### Directive 1:
According to the hammer candlestick text, how long should a hammer's lower shadow be compared with its body?
### Directive 2:
Using the hammer candlestick text, explain why the hammer counts as a bullish reversal indicator.
### Directive 3:
Carry on the hammer candlestick text from its last sentence.

### Supplied passage:
+++
The article discusses how to objectify, backtest, and trade the hammer and shooting star formations.
A hammer candlestick is one of the most prominent bullish reversal formations. A hammer originates when the price movement of a security trades substantially lower than its opening, but rallies within the period and closes near the opening price level. The upper shadow should be small or nonexistent. The lower shadow of the hammer should be a minimum of twice the length of the body. This formation is of greater potency at relatively low price areas during a downtrend. Why is the hammer candlestick a bullish reversal indicator? Supply exceeded demand considerably intrasession; prices traded down to a low price area. However, selling intensity exhausts at the price area, while buying ramps us. The increased demand causes prices to close back near the open. We should interpret the low price of the hammer candlestick as a price area where demand exceeds supply. Unless bears sell more aggressively, prices are unlikely to close under the low price of the hammer. This formation is potent when forming on high volume.
+++
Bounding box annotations
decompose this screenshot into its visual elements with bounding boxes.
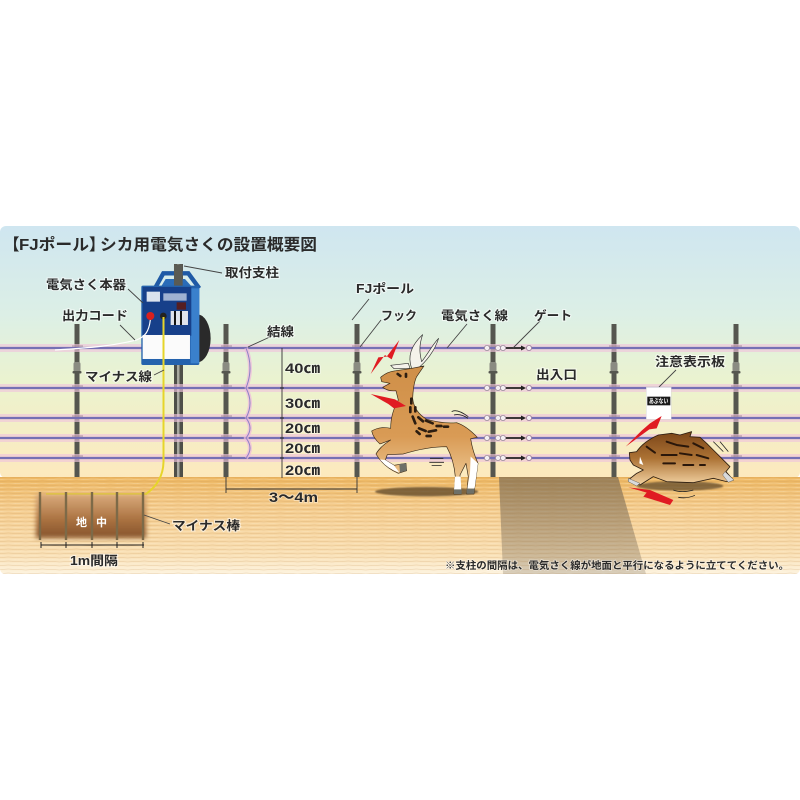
dimension label: 20㎝ [285, 462, 320, 478]
underground label: 中 [96, 515, 107, 529]
underground section [36, 492, 146, 548]
labels [46, 265, 726, 568]
label: 電気さく本器 [46, 277, 127, 292]
leader lines [120, 266, 676, 524]
dimension line [280, 348, 284, 478]
title [4, 235, 317, 254]
icon: boar [628, 432, 734, 498]
pole spacing dimension [226, 477, 357, 505]
dimension label: 3〜4m [269, 489, 318, 505]
dimension label: 20㎝ [285, 420, 320, 436]
minus cable [46, 317, 164, 494]
electric fence wires [0, 348, 800, 458]
shock bolt [628, 487, 673, 505]
label: ゲート [534, 308, 572, 323]
label: FJポール [356, 281, 415, 296]
label: マイナス棒 [172, 518, 241, 533]
title: 】 [89, 236, 105, 254]
title: FJポール [19, 236, 89, 254]
fence poles [72, 324, 742, 477]
footnote: ※支柱の間隔は、電気さく線が地面と平行になるように立ててください。 [445, 559, 789, 572]
mounting pole [174, 264, 183, 477]
dimension label: 40㎝ [285, 360, 320, 376]
icon: deer [372, 335, 478, 496]
ground rods [40, 492, 143, 540]
label: フック [381, 309, 417, 323]
title: シカ用電気さくの設置概要図 [100, 235, 317, 254]
label: マイナス線 [85, 369, 153, 384]
label: 注意表示板 [655, 354, 726, 369]
buried earth block [36, 494, 146, 538]
gate handles [484, 345, 532, 461]
rod spacing arrows [41, 542, 144, 548]
panel: background sky [0, 226, 800, 478]
binding wires [246, 348, 250, 458]
label: 結線 [267, 324, 295, 339]
icon: red shock bolts on boar [626, 416, 673, 505]
gate passage shadow [499, 477, 646, 574]
warning sign [646, 387, 671, 419]
sign text: あぶない [649, 396, 668, 405]
icon: electric fence energizer [55, 264, 211, 365]
label: 出入口 [536, 368, 577, 382]
label: 出力コード [62, 308, 128, 323]
panel: ground [0, 477, 800, 574]
icon: red shock bolts on deer [371, 340, 406, 408]
wire height dimensions [280, 348, 320, 478]
dimension label: 20㎝ [285, 440, 320, 456]
shock bolt [371, 340, 399, 374]
dimension line [226, 477, 357, 493]
underground label: 地 [76, 515, 87, 529]
label: 1m間隔 [70, 554, 118, 568]
label: 電気さく線 [441, 308, 509, 323]
label: 取付支柱 [225, 265, 280, 280]
shock bolt [626, 416, 662, 447]
shock bolt [371, 394, 406, 408]
dimension label: 30㎝ [285, 395, 320, 411]
title: 【 [4, 236, 20, 254]
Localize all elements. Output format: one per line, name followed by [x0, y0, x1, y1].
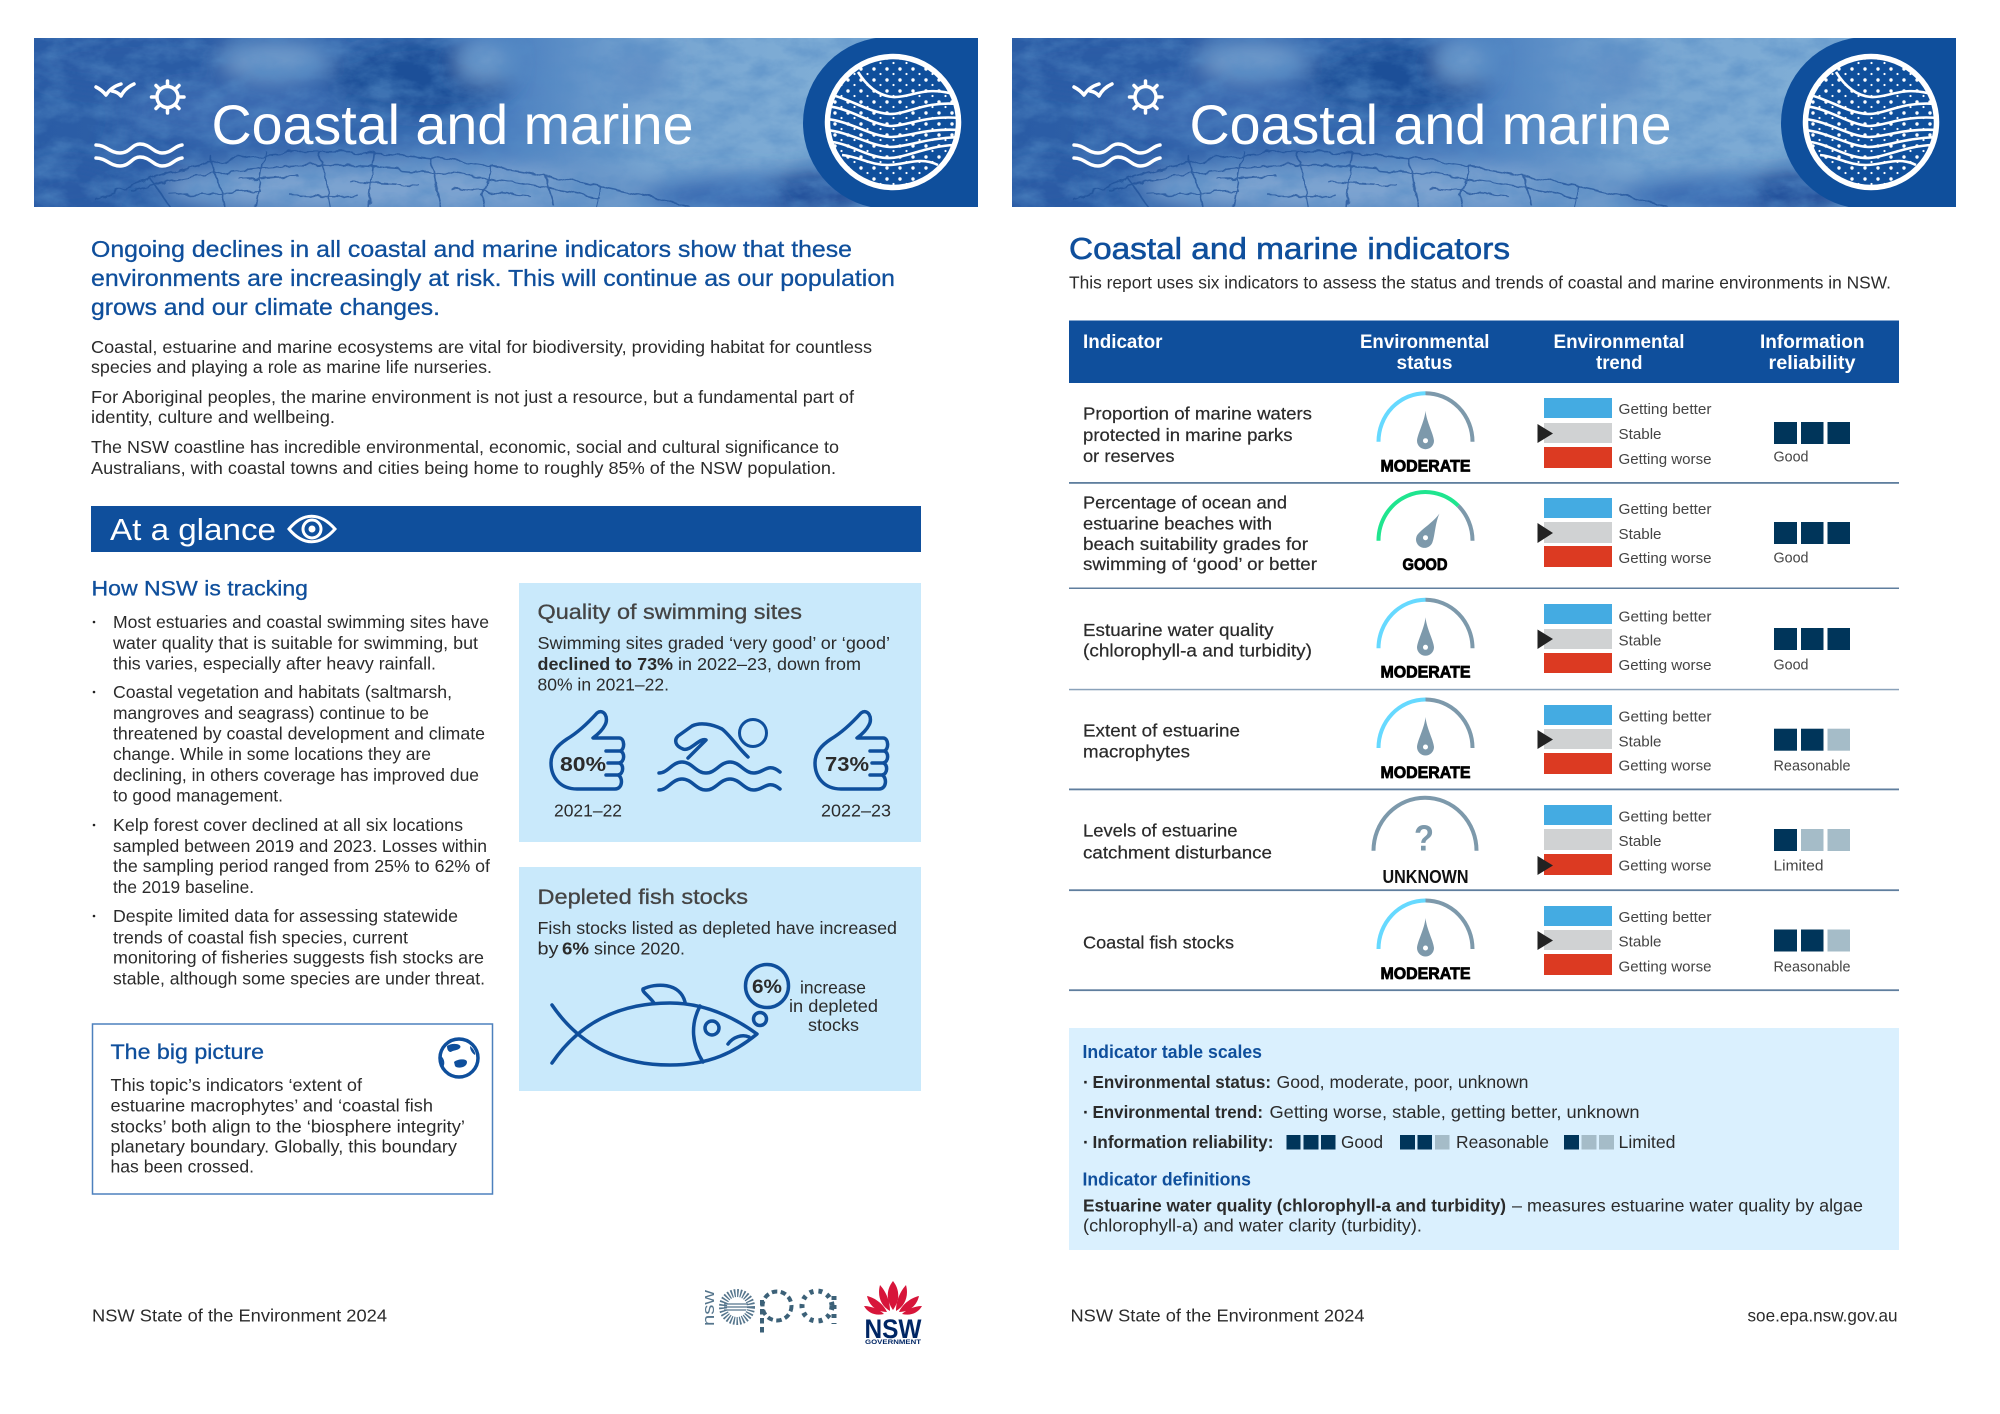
table header: status — [1396, 353, 1452, 374]
indicator name — [1083, 404, 1312, 466]
reliability: good — [1774, 422, 1850, 466]
scale: environmental status: Environmental status: — [1092, 1072, 1271, 1092]
subtitle: This report uses six indicators to assess the status and trends of coastal and marine environments in NSW. — [1069, 272, 1891, 292]
trend bars: getting worse: Stable — [1618, 834, 1662, 850]
icon: globe — [440, 1039, 478, 1077]
text: 6% — [562, 938, 589, 958]
row 3: estuarine water quality — [1083, 600, 1850, 682]
title: Coastal and marine — [212, 93, 694, 156]
indicator name: Estuarine water quality — [1083, 620, 1274, 640]
lead paragraph: Ongoing declines in all coastal and marine indicators show that these — [91, 236, 852, 262]
lead paragraph — [91, 236, 895, 320]
intro text: species and playing a role as marine life nurseries. — [91, 357, 492, 377]
indicator name: macrophytes — [1083, 742, 1190, 762]
trend bars: stable — [1538, 906, 1712, 976]
trend bars: stable: Getting better — [1618, 502, 1712, 518]
intro text: identity, culture and wellbeing. — [91, 407, 335, 427]
banner: left header — [20, 32, 978, 219]
table header: reliability — [1768, 353, 1856, 374]
gauge: good: GOOD — [1402, 555, 1448, 574]
indicator name: swimming of ‘good’ or better — [1083, 554, 1317, 574]
bullet list: to good management. — [113, 786, 283, 806]
text — [110, 1075, 465, 1176]
logo: NSW EPA: nsw — [699, 1289, 718, 1326]
trend bars: stable: Stable — [1618, 527, 1662, 543]
gauge: unknown: UNKNOWN — [1382, 866, 1468, 887]
indicator name: estuarine beaches with — [1083, 513, 1272, 533]
trend bars: stable — [1538, 498, 1712, 567]
icon: fish — [552, 985, 766, 1065]
footer: left citation: NSW State of the Environment 2024 — [92, 1306, 387, 1326]
icon: swimmer — [659, 720, 780, 790]
scale: environmental trend: Getting worse, stable, getting better, unknown — [1270, 1102, 1640, 1122]
banner: right header — [998, 32, 1956, 219]
bullet list: Kelp forest cover declined at all six locations — [113, 815, 463, 835]
trend bars: stable: Getting better — [1618, 910, 1712, 926]
gauge: unknown — [1374, 798, 1476, 887]
gauge: moderate: MODERATE — [1380, 763, 1470, 782]
bullet list: water quality that is suitable for swimming, but — [112, 633, 478, 653]
panel: the big picture — [92, 1024, 492, 1194]
text: has been crossed. — [110, 1156, 254, 1176]
bullet list: the sampling period ranged from 25% to 62% of — [113, 856, 490, 876]
scale: environmental status: Good, moderate, poor, unknown — [1276, 1072, 1528, 1092]
trend bars: stable: Stable — [1618, 634, 1662, 650]
indicator name: Levels of estuarine — [1083, 821, 1238, 841]
trend bars: stable — [1538, 398, 1712, 468]
bullet list: trends of coastal fish species, current — [113, 928, 408, 948]
gauge: moderate: MODERATE — [1380, 457, 1470, 476]
text: since 2020. — [594, 938, 685, 958]
gauge: moderate — [1378, 900, 1472, 983]
indicator name: (chlorophyll-a and turbidity) — [1083, 641, 1312, 661]
gauge: moderate: MODERATE — [1380, 964, 1470, 983]
scale: information reliability — [1083, 1132, 1676, 1152]
logo: NSW Government: NSW — [864, 1314, 922, 1344]
trend bars: stable: Stable — [1618, 735, 1662, 751]
scale: information reliability: Information reliability: — [1092, 1132, 1274, 1152]
text: stocks’ both align to the ‘biosphere integrity’ — [110, 1116, 465, 1136]
indicator name — [1083, 493, 1317, 574]
title: Coastal and marine — [1190, 93, 1672, 156]
bullet list: mangroves and seagrass) continue to be — [113, 703, 429, 723]
icon: thumbs up 73% — [815, 712, 888, 789]
heading bar: at a glance — [91, 506, 921, 552]
bullet list: threatened by coastal development and climate — [113, 724, 485, 744]
row 5: estuarine catchment disturbance — [1083, 798, 1850, 887]
scale: information reliability: Reasonable — [1456, 1132, 1549, 1152]
panel: scales and definitions — [1069, 1028, 1899, 1250]
gauge: moderate — [1378, 600, 1472, 682]
reliability: good — [1774, 628, 1850, 673]
table header: trend — [1596, 353, 1642, 374]
logo: NSW EPA — [699, 1289, 834, 1335]
bullet list: Most estuaries and coastal swimming sites have — [113, 612, 489, 632]
scale: environmental status — [1083, 1072, 1528, 1092]
indicator name — [1083, 620, 1312, 661]
icon: eye — [289, 516, 335, 542]
scale: information reliability: · — [1083, 1132, 1089, 1152]
trend bars: getting worse: Getting better — [1618, 810, 1712, 826]
gauge: good — [1378, 492, 1473, 574]
text: in 2022–23, down from — [678, 654, 861, 674]
lead paragraph: grows and our climate changes. — [91, 294, 440, 320]
intro text: For Aboriginal peoples, the marine environment is not just a resource, but a fundamental part of — [91, 387, 854, 407]
table header: Indicator — [1083, 332, 1163, 353]
definition text: (chlorophyll-a) and water clarity (turbidity). — [1083, 1216, 1422, 1236]
heading: indicator definitions: Indicator definitions — [1082, 1170, 1251, 1190]
text: increase in depleted stocks — [789, 978, 878, 1035]
panel: quality of swimming sites — [519, 583, 921, 842]
reliability: reasonable — [1774, 930, 1850, 976]
table header: Information — [1760, 332, 1864, 353]
text: planetary boundary. Globally, this boundary — [110, 1136, 457, 1156]
gauge: moderate: MODERATE — [1380, 662, 1470, 681]
scale: information reliability: Good — [1341, 1132, 1383, 1152]
bullet list: Coastal vegetation and habitats (saltmarsh, — [113, 682, 452, 702]
text: This topic’s indicators ‘extent of — [110, 1075, 362, 1095]
text: Fish stocks listed as depleted have increased — [538, 918, 897, 938]
reliability: good: Good — [1774, 551, 1808, 567]
heading: The big picture — [110, 1041, 264, 1064]
bullet list: this varies, especially after heavy rainfall. — [113, 654, 436, 674]
intro text: Coastal, estuarine and marine ecosystems are vital for biodiversity, providing habitat for countless — [91, 337, 872, 357]
definition text — [1083, 1196, 1863, 1236]
trend bars: stable — [1538, 604, 1712, 674]
trend bars: stable: Getting better — [1618, 710, 1712, 726]
indicator name: or reserves — [1083, 446, 1175, 466]
row 6: coastal fish stocks — [1083, 900, 1850, 983]
trend bars: getting worse — [1538, 805, 1712, 875]
trend bars: getting worse: Getting worse — [1618, 859, 1712, 875]
gauge: moderate — [1378, 700, 1472, 782]
bullet list: sampled between 2019 and 2023. Losses within — [113, 836, 487, 856]
lead paragraph: environments are increasingly at risk. This will continue as our population — [91, 265, 895, 291]
trend bars: stable: Getting better — [1618, 402, 1712, 418]
intro text — [91, 337, 872, 478]
gauge: unknown: ? — [1414, 818, 1434, 859]
indicator name: beach suitability grades for — [1083, 534, 1308, 554]
text — [538, 633, 890, 694]
heading: Depleted fish stocks — [538, 886, 748, 909]
callout: 6%: 6% — [752, 977, 782, 998]
scale: environmental status: · — [1083, 1072, 1089, 1092]
label: 2022-23: 2022–23 — [821, 800, 891, 820]
text: declined to 73% — [538, 654, 673, 674]
label: 2021-22: 2021–22 — [554, 800, 622, 820]
indicator name: catchment disturbance — [1083, 842, 1272, 862]
heading bar: at a glance: At a glance — [110, 512, 276, 547]
heading: how NSW is tracking: How NSW is tracking — [92, 578, 308, 601]
trend bars: stable: Getting worse — [1618, 452, 1712, 468]
intro text: Australians, with coastal towns and cities being home to roughly 85% of the NSW population. — [91, 458, 836, 478]
bullet list — [93, 612, 490, 988]
row 2: beach suitability — [1083, 492, 1850, 574]
reliability: good: Good — [1774, 657, 1808, 673]
callout: 6% — [746, 964, 788, 1008]
text: estuarine macrophytes’ and ‘coastal fish — [110, 1096, 433, 1116]
logo: NSW Government: GOVERNMENT — [865, 1340, 921, 1346]
gauge: moderate — [1378, 393, 1472, 476]
row 1: marine waters protected — [1083, 393, 1850, 476]
trend bars: stable: Getting worse — [1618, 960, 1712, 976]
indicator name: Proportion of marine waters — [1083, 404, 1312, 424]
bullet list: change. While in some locations they are — [113, 744, 431, 764]
reliability: good: Good — [1774, 450, 1808, 466]
bullet list: the 2019 baseline. — [113, 877, 254, 897]
row 4: extent of estuarine macrophytes — [1083, 700, 1850, 782]
trend bars: stable: Stable — [1618, 935, 1662, 951]
indicator name — [1083, 721, 1240, 762]
text: 80% in 2021–22. — [538, 674, 669, 694]
icon: thumbs up 80%: 80% — [560, 754, 606, 776]
panel: depleted fish stocks — [519, 867, 921, 1091]
trend bars: stable: Stable — [1618, 427, 1662, 443]
definition text: Estuarine water quality (chlorophyll-a and turbidity) — [1083, 1196, 1506, 1216]
bullet list: monitoring of fisheries suggests fish stocks are — [113, 948, 484, 968]
indicator name — [1083, 821, 1272, 862]
reliability: limited: Limited — [1774, 859, 1824, 875]
bullet list: declining, in others coverage has improved due — [113, 765, 479, 785]
definition text: – measures estuarine water quality by algae — [1512, 1196, 1863, 1216]
trend bars: stable — [1538, 705, 1712, 775]
heading: Quality of swimming sites — [538, 601, 802, 624]
icon: thumbs up 73%: 73% — [825, 754, 869, 776]
heading: indicator table scales: Indicator table scales — [1082, 1042, 1262, 1062]
table header: Environmental — [1360, 332, 1490, 353]
text: increase in depleted stocks: increase — [800, 978, 866, 998]
indicator name: Extent of estuarine — [1083, 721, 1240, 741]
indicator name: protected in marine parks — [1083, 425, 1293, 445]
trend bars: stable: Getting better — [1618, 610, 1712, 626]
trend bars: stable: Getting worse — [1618, 658, 1712, 674]
text: Swimming sites graded ‘very good’ or ‘good’ — [538, 633, 890, 653]
reliability: limited — [1774, 829, 1850, 875]
table header: Environmental — [1554, 332, 1684, 353]
indicator name: Percentage of ocean and — [1083, 493, 1287, 513]
bullet list: stable, although some species are under threat. — [113, 968, 485, 988]
text: increase in depleted stocks: in depleted — [789, 996, 878, 1016]
footer: website: soe.epa.nsw.gov.au — [1748, 1306, 1898, 1326]
icon: thumbs up 80% — [551, 712, 624, 789]
footer: right citation: NSW State of the Environment 2024 — [1070, 1306, 1365, 1326]
reliability: reasonable: Reasonable — [1774, 960, 1850, 976]
heading: coastal and marine indicators: Coastal and marine indicators — [1069, 231, 1510, 266]
indicator name: Coastal fish stocks — [1083, 932, 1234, 952]
text: by — [538, 938, 559, 958]
logo: NSW Government — [864, 1281, 922, 1346]
reliability: good — [1774, 522, 1850, 567]
text — [538, 918, 897, 958]
bullet list: Despite limited data for assessing statewide — [113, 906, 458, 926]
scale: information reliability: Limited — [1618, 1132, 1676, 1152]
trend bars: stable: Getting worse — [1618, 759, 1712, 775]
intro text: The NSW coastline has incredible environmental, economic, social and cultural significance to — [91, 437, 839, 457]
scale: environmental trend: Environmental trend: — [1092, 1102, 1263, 1122]
reliability: reasonable — [1774, 729, 1850, 775]
trend bars: stable: Getting worse — [1618, 551, 1712, 567]
table header — [1069, 320, 1899, 383]
reliability: reasonable: Reasonable — [1774, 759, 1850, 775]
text: increase in depleted stocks: stocks — [808, 1015, 859, 1035]
scale: environmental trend — [1083, 1102, 1640, 1122]
scale: environmental trend: · — [1083, 1102, 1089, 1122]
+++
### Exercise response 1:
At least twice the length of the body.

### Exercise response 2:
During the session, supply far exceeded demand and drove prices down to a low area. There, selling exhausted while buying picked up, and the extra demand pushed the close back near the open. The hammer's low therefore marks a price area where demand exceeds supply.

### Exercise response 3:
Figure 1.11 shows the criteria that must be satisfied for a valid hammer to form. While there is no upper wick in the illustration, a minute upper wick is also acceptable. The dragonfly doji is distinctly similar to the hammer candlestick formation; however, the open and close for a dragonfly doji are virtually the same. A hammer candlestick must appear during a downtrend to be considered valid. When a hammer forms during an uptrend it is a different formation entirely and generates a different signal. A hammer that forms during an uptrend is classified as a hanging man formation.
Figure 1.2 shows downtrending prices until a final trough forms and a quintessential hammer candlestick materializes. The extended lower wick of the hammer candlestick reflects an intrasession shift from demand > supply to supply > demand. We can conclude that buying is aggressive at this price area. Again, this could be for several reasons. Despite any particularity, we must remember, traders open positions because they expect to make a profit from future price movement. If buying pressure is strong near the low price area of the hammer, it is unlikely prices will close below that level unless selling aggression increases.
The following chart shows additional candlestick formations and patterns that materialized during this sequence of price movements.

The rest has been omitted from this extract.